Objective -> Repeat each record exactly. Any picture gets left out.

(Stored data entries)
==================================================

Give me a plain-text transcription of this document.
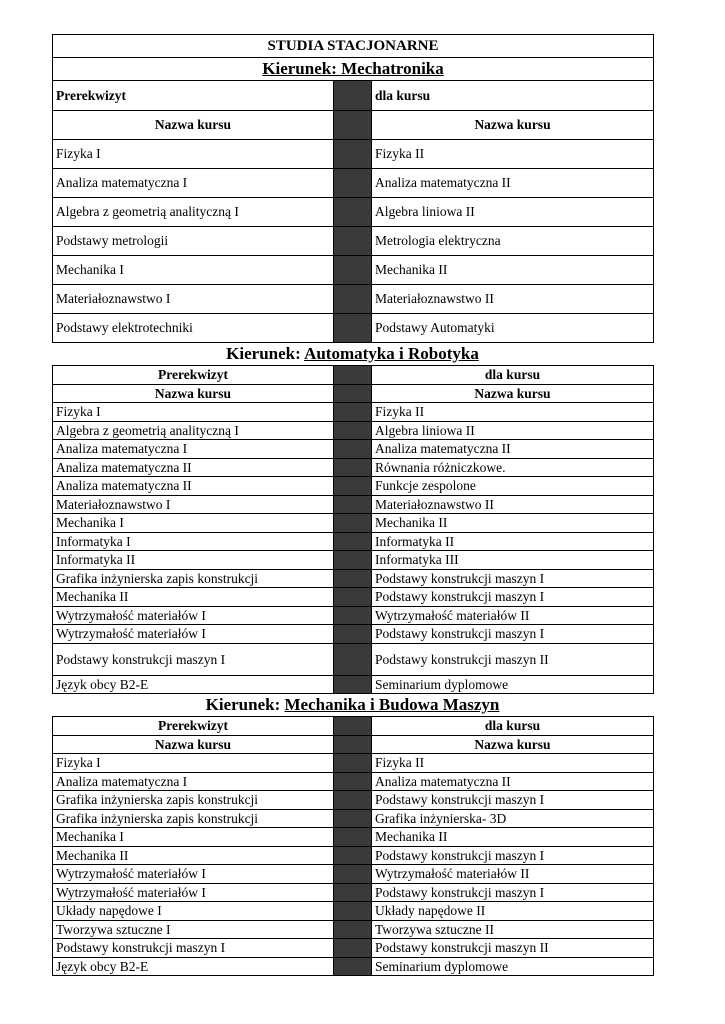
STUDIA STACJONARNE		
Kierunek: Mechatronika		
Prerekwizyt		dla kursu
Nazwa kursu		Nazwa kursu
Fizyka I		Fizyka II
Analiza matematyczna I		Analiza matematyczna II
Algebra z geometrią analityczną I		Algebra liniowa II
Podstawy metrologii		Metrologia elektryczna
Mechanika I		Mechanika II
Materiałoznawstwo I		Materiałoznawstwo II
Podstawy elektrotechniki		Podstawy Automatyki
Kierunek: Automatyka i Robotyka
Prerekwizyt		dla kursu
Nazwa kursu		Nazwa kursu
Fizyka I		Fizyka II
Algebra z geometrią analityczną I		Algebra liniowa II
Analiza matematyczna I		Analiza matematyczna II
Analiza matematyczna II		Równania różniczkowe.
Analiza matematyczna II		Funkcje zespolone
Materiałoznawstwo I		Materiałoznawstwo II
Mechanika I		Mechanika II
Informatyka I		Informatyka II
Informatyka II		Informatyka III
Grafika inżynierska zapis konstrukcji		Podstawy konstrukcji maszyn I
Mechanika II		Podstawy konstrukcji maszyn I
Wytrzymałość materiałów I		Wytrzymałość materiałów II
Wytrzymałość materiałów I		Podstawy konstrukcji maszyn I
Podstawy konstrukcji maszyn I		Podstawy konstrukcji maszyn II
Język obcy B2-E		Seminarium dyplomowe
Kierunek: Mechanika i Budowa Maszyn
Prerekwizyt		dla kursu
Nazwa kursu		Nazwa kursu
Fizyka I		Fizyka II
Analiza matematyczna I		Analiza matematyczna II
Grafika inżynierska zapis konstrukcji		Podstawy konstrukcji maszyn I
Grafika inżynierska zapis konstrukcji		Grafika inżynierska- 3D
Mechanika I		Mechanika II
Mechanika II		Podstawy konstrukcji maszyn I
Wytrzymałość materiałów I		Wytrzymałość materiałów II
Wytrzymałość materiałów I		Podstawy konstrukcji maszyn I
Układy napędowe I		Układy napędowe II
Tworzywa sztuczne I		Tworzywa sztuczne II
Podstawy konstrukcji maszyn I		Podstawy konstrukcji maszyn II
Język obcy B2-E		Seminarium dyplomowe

==================================================

Answer to the problem ->
Give me a plain-text transcription of this document.
STUDIA STACJONARNE		
Kierunek: Mechatronika		
Prerekwizyt		dla kursu
Nazwa kursu		Nazwa kursu
Fizyka I		Fizyka II
Analiza matematyczna I		Analiza matematyczna II
Algebra z geometrią analityczną I		Algebra liniowa II
Podstawy metrologii		Metrologia elektryczna
Mechanika I		Mechanika II
Materiałoznawstwo I		Materiałoznawstwo II
Podstawy elektrotechniki		Podstawy Automatyki
Kierunek: Automatyka i Robotyka
Prerekwizyt		dla kursu
Nazwa kursu		Nazwa kursu
Fizyka I		Fizyka II
Algebra z geometrią analityczną I		Algebra liniowa II
Analiza matematyczna I		Analiza matematyczna II
Analiza matematyczna II		Równania różniczkowe.
Analiza matematyczna II		Funkcje zespolone
Materiałoznawstwo I		Materiałoznawstwo II
Mechanika I		Mechanika II
Informatyka I		Informatyka II
Informatyka II		Informatyka III
Grafika inżynierska zapis konstrukcji		Podstawy konstrukcji maszyn I
Mechanika II		Podstawy konstrukcji maszyn I
Wytrzymałość materiałów I		Wytrzymałość materiałów II
Wytrzymałość materiałów I		Podstawy konstrukcji maszyn I
Podstawy konstrukcji maszyn I		Podstawy konstrukcji maszyn II
Język obcy B2-E		Seminarium dyplomowe
Kierunek: Mechanika i Budowa Maszyn
Prerekwizyt		dla kursu
Nazwa kursu		Nazwa kursu
Fizyka I		Fizyka II
Analiza matematyczna I		Analiza matematyczna II
Grafika inżynierska zapis konstrukcji		Podstawy konstrukcji maszyn I
Grafika inżynierska zapis konstrukcji		Grafika inżynierska- 3D
Mechanika I		Mechanika II
Mechanika II		Podstawy konstrukcji maszyn I
Wytrzymałość materiałów I		Wytrzymałość materiałów II
Wytrzymałość materiałów I		Podstawy konstrukcji maszyn I
Układy napędowe I		Układy napędowe II
Tworzywa sztuczne I		Tworzywa sztuczne II
Podstawy konstrukcji maszyn I		Podstawy konstrukcji maszyn II
Język obcy B2-E		Seminarium dyplomowe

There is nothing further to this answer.